[Dataset records]
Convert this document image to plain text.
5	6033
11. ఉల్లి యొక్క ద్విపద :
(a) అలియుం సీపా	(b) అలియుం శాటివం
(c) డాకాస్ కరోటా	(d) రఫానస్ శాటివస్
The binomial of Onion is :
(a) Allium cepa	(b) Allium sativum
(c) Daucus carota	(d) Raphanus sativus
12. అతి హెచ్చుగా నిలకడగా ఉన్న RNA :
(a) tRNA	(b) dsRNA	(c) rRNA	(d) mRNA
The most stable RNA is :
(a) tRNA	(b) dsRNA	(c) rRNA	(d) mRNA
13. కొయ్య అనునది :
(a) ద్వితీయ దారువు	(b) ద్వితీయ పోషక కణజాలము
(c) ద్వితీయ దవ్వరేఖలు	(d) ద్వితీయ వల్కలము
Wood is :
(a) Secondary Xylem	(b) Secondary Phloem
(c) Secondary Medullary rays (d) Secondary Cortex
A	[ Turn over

● Exercise objective
Restate each line of the records above without any deviation.

● Output
Convert this document image to plain text.
5	6033
11. ఉల్లి యొక్క ద్విపద :
(a) అలియుం సీపా	(b) అలియుం శాటివం
(c) డాకాస్ కరోటా	(d) రఫానస్ శాటివస్
The binomial of Onion is :
(a) Allium cepa	(b) Allium sativum
(c) Daucus carota	(d) Raphanus sativus
12. అతి హెచ్చుగా నిలకడగా ఉన్న RNA :
(a) tRNA	(b) dsRNA	(c) rRNA	(d) mRNA
The most stable RNA is :
(a) tRNA	(b) dsRNA	(c) rRNA	(d) mRNA
13. కొయ్య అనునది :
(a) ద్వితీయ దారువు	(b) ద్వితీయ పోషక కణజాలము
(c) ద్వితీయ దవ్వరేఖలు	(d) ద్వితీయ వల్కలము
Wood is :
(a) Secondary Xylem	(b) Secondary Phloem
(c) Secondary Medullary rays (d) Secondary Cortex
A	[ Turn over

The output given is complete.